- Work required
Report every line in the listing below where the string "Electric" shows up.

- Given data
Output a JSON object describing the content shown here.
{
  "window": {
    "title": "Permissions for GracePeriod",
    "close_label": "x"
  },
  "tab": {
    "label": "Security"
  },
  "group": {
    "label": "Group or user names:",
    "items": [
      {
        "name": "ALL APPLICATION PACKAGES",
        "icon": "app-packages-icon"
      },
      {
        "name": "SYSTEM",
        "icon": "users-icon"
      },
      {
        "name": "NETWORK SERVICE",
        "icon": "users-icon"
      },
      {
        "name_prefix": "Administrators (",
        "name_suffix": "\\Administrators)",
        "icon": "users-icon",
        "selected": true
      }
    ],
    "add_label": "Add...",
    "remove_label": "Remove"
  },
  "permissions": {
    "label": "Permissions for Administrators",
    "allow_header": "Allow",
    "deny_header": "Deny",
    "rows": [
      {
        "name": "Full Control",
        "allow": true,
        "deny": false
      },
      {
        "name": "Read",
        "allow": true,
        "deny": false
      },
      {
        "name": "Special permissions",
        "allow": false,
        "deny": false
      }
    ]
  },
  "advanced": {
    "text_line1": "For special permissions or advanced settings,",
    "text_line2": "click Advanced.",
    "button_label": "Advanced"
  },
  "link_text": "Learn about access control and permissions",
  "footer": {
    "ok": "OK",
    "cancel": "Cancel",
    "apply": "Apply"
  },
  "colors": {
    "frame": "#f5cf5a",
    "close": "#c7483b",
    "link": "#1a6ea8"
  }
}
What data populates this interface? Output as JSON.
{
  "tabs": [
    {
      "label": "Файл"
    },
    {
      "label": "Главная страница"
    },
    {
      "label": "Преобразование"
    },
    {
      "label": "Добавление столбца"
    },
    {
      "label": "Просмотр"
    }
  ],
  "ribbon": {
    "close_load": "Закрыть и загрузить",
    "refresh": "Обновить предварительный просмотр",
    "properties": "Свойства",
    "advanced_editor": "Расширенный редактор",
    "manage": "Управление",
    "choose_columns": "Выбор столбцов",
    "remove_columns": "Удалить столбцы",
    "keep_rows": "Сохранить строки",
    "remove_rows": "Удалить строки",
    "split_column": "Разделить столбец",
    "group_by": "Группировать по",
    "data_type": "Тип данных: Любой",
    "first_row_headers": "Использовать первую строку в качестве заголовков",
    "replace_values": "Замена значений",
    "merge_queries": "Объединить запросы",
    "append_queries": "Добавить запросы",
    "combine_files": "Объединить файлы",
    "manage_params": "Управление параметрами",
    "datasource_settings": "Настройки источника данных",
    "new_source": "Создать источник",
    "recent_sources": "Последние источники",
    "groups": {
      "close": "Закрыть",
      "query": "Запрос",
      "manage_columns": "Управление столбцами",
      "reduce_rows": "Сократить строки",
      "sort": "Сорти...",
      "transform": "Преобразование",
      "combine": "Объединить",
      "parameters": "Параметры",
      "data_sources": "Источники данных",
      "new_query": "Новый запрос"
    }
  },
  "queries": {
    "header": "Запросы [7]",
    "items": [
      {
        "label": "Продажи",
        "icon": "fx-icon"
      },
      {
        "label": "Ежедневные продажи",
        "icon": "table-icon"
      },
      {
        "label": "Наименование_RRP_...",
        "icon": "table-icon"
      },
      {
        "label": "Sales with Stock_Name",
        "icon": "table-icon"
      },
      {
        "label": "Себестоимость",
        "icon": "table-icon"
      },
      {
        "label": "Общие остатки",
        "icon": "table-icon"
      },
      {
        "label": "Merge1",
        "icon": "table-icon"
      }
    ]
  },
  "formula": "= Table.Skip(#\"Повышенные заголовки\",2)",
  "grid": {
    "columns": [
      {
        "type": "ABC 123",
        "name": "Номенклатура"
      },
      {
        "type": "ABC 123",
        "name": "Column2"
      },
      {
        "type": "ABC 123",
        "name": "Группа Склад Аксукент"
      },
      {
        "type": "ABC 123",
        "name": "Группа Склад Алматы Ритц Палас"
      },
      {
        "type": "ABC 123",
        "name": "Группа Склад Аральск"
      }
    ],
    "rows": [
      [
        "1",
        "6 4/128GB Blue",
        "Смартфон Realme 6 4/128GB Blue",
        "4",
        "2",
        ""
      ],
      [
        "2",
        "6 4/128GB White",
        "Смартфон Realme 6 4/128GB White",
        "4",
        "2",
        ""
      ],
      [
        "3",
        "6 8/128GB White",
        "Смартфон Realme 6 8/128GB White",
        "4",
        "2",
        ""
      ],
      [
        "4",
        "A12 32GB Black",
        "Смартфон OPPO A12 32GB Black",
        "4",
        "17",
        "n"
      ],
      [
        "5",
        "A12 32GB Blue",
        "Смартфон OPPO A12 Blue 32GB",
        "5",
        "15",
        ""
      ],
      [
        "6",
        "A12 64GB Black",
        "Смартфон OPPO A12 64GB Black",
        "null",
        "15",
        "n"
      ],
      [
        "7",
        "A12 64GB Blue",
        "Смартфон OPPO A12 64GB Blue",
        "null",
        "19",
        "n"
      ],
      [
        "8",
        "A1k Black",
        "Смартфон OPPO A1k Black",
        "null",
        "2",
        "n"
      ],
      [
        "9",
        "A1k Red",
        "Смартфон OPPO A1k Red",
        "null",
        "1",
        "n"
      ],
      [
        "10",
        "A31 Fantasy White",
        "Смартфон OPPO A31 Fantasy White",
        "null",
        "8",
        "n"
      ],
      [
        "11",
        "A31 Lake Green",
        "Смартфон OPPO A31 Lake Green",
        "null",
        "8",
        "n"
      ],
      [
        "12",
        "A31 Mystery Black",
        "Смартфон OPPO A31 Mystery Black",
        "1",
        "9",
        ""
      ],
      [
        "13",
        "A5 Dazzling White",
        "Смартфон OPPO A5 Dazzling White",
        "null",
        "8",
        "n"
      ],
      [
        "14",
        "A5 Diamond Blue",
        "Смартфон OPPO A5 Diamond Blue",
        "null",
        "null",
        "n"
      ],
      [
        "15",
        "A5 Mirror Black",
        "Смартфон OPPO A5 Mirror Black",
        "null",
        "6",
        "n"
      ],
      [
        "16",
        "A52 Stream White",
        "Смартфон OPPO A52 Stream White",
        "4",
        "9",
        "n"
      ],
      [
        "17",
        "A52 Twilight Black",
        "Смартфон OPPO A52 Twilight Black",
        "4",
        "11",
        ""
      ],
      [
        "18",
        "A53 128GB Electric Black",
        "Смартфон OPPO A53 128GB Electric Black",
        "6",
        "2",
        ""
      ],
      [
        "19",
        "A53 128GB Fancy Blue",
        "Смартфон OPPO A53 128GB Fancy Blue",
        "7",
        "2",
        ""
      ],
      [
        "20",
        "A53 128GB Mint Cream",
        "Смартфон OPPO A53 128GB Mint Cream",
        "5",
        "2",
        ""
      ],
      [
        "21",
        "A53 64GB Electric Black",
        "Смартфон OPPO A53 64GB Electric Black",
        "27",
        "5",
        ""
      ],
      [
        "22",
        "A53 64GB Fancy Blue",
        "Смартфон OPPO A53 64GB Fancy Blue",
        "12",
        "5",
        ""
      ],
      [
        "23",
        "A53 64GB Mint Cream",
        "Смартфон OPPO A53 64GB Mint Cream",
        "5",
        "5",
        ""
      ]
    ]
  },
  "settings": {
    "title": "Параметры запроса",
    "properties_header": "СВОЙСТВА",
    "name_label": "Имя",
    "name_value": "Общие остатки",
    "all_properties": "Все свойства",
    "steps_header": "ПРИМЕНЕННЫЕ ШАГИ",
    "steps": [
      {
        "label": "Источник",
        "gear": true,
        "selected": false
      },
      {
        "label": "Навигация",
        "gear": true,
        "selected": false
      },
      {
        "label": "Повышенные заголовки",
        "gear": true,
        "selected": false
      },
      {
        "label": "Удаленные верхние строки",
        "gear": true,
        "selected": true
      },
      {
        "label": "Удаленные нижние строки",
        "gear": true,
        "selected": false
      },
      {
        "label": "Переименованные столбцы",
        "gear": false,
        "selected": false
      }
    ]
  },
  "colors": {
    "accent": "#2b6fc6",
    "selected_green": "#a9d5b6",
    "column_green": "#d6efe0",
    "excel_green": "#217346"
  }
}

- Expected answer
        "A53 128GB Electric Black",
        "Смартфон OPPO A53 128GB Electric Black",
        "A53 64GB Electric Black",
        "Смартфон OPPO A53 64GB Electric Black",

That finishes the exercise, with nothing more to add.